TASK OBJECTIVE =
Copy the listing below in full and skip every picture.

Stored data =
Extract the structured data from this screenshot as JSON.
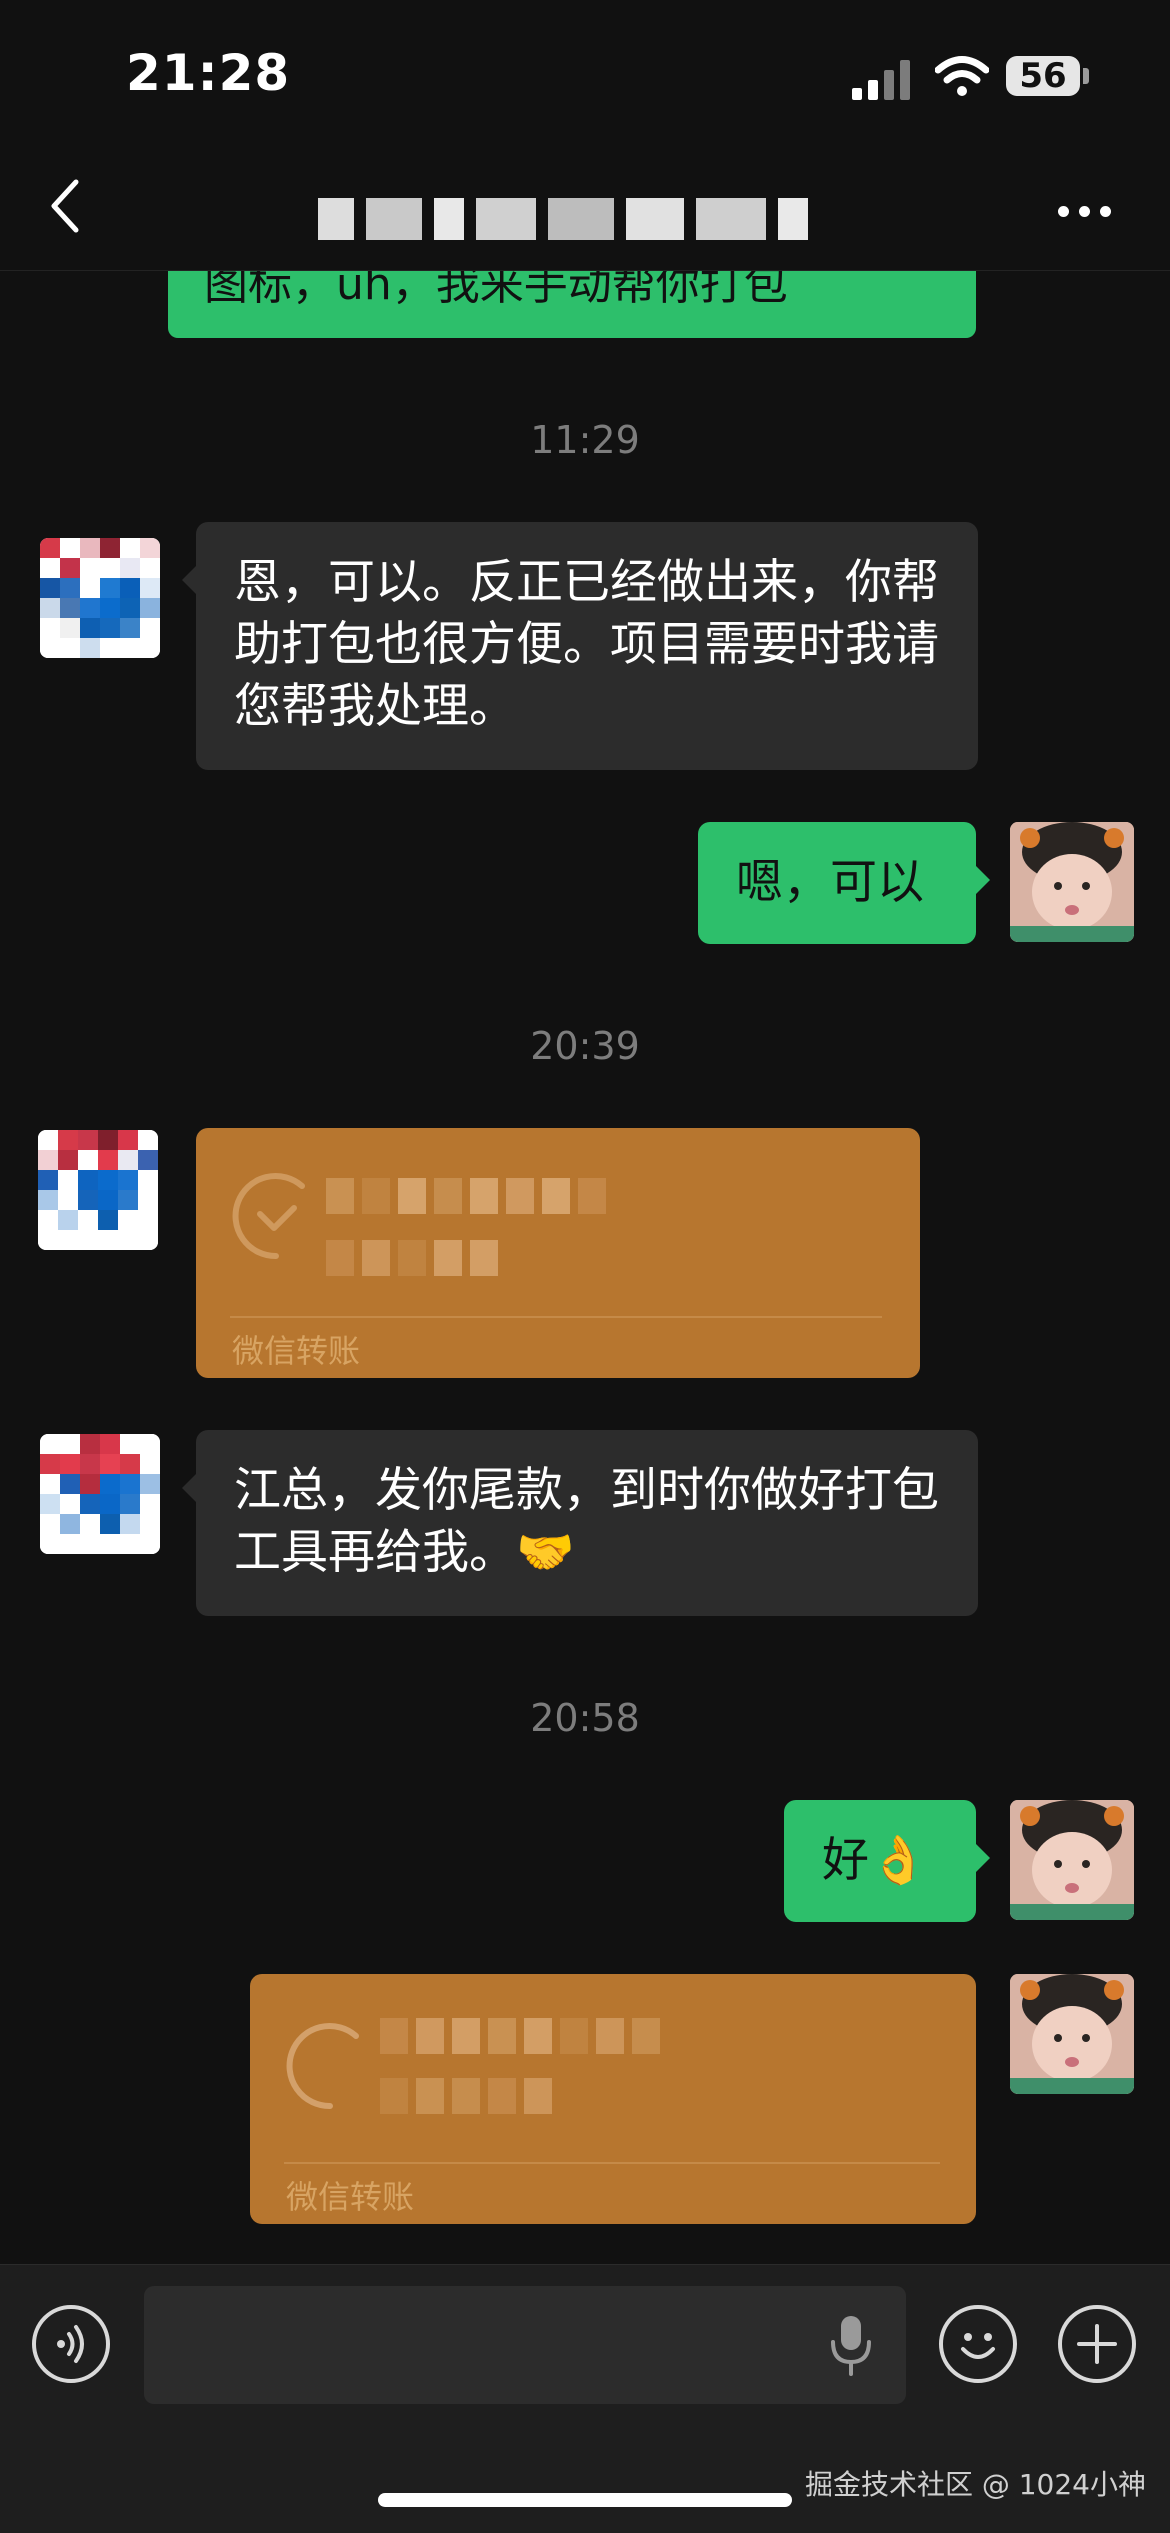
{
  "status_bar": {
    "time": "21:28",
    "battery": "56"
  },
  "nav": {
    "back_icon": "chevron-left-icon",
    "more_icon": "ellipsis-icon"
  },
  "messages": {
    "partial_top_text": "图标，uh，我来手动帮你打包",
    "ts1": "11:29",
    "msg1": "恩，可以。反正已经做出来，你帮助打包也很方便。项目需要时我请您帮我处理。",
    "msg2": "嗯，可以",
    "ts2": "20:39",
    "transfer1_label": "微信转账",
    "msg3": "江总，发你尾款，到时你做好打包工具再给我。🤝",
    "ts3": "20:58",
    "msg4": "好👌",
    "transfer2_label": "微信转账"
  },
  "input": {
    "placeholder": ""
  },
  "watermark": "掘金技术社区 @ 1024小神",
  "colors": {
    "background": "#111111",
    "green_bubble": "#2dbf6b",
    "dark_bubble": "#2c2c2c",
    "transfer": "#b7762f"
  }
}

FINISHED EXERCISE =
Extract the structured data from this screenshot as JSON.
{
  "status_bar": {
    "time": "21:28",
    "battery": "56"
  },
  "nav": {
    "back_icon": "chevron-left-icon",
    "more_icon": "ellipsis-icon"
  },
  "messages": {
    "partial_top_text": "图标，uh，我来手动帮你打包",
    "ts1": "11:29",
    "msg1": "恩，可以。反正已经做出来，你帮助打包也很方便。项目需要时我请您帮我处理。",
    "msg2": "嗯，可以",
    "ts2": "20:39",
    "transfer1_label": "微信转账",
    "msg3": "江总，发你尾款，到时你做好打包工具再给我。🤝",
    "ts3": "20:58",
    "msg4": "好👌",
    "transfer2_label": "微信转账"
  },
  "input": {
    "placeholder": ""
  },
  "watermark": "掘金技术社区 @ 1024小神",
  "colors": {
    "background": "#111111",
    "green_bubble": "#2dbf6b",
    "dark_bubble": "#2c2c2c",
    "transfer": "#b7762f"
  }
}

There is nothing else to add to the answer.